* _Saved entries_
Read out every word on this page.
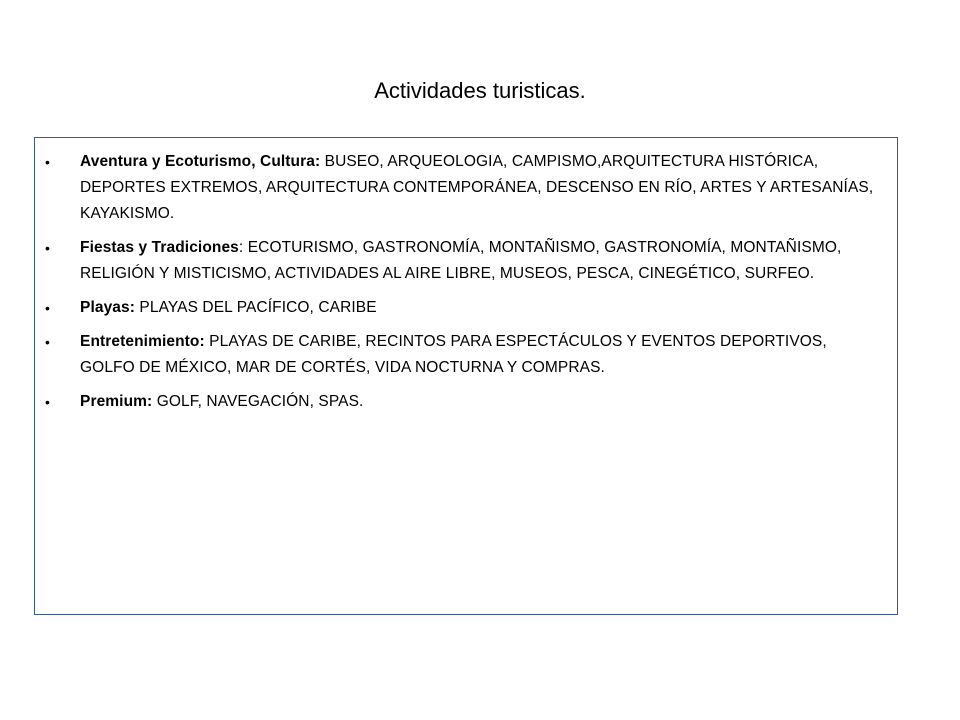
Actividades turisticas.
• Aventura y Ecoturismo, Cultura: BUSEO, ARQUEOLOGIA, CAMPISMO,ARQUITECTURA HISTÓRICA, DEPORTES EXTREMOS, ARQUITECTURA CONTEMPORÁNEA, DESCENSO EN RÍO, ARTES Y ARTESANÍAS, KAYAKISMO.
• Fiestas y Tradiciones: ECOTURISMO, GASTRONOMÍA, MONTAÑISMO, GASTRONOMÍA, MONTAÑISMO, RELIGIÓN Y MISTICISMO, ACTIVIDADES AL AIRE LIBRE, MUSEOS, PESCA, CINEGÉTICO, SURFEO.
• Playas: PLAYAS DEL PACÍFICO, CARIBE
• Entretenimiento: PLAYAS DE CARIBE, RECINTOS PARA ESPECTÁCULOS Y EVENTOS DEPORTIVOS, GOLFO DE MÉXICO, MAR DE CORTÉS, VIDA NOCTURNA Y COMPRAS.
• Premium: GOLF, NAVEGACIÓN, SPAS.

* _Problem to work on_
Make an exact copy of every entry above, minus the images.

* _Complete output_
Read out every word on this page.
Actividades turisticas.
• Aventura y Ecoturismo, Cultura: BUSEO, ARQUEOLOGIA, CAMPISMO,ARQUITECTURA HISTÓRICA, DEPORTES EXTREMOS, ARQUITECTURA CONTEMPORÁNEA, DESCENSO EN RÍO, ARTES Y ARTESANÍAS, KAYAKISMO.
• Fiestas y Tradiciones: ECOTURISMO, GASTRONOMÍA, MONTAÑISMO, GASTRONOMÍA, MONTAÑISMO, RELIGIÓN Y MISTICISMO, ACTIVIDADES AL AIRE LIBRE, MUSEOS, PESCA, CINEGÉTICO, SURFEO.
• Playas: PLAYAS DEL PACÍFICO, CARIBE
• Entretenimiento: PLAYAS DE CARIBE, RECINTOS PARA ESPECTÁCULOS Y EVENTOS DEPORTIVOS, GOLFO DE MÉXICO, MAR DE CORTÉS, VIDA NOCTURNA Y COMPRAS.
• Premium: GOLF, NAVEGACIÓN, SPAS.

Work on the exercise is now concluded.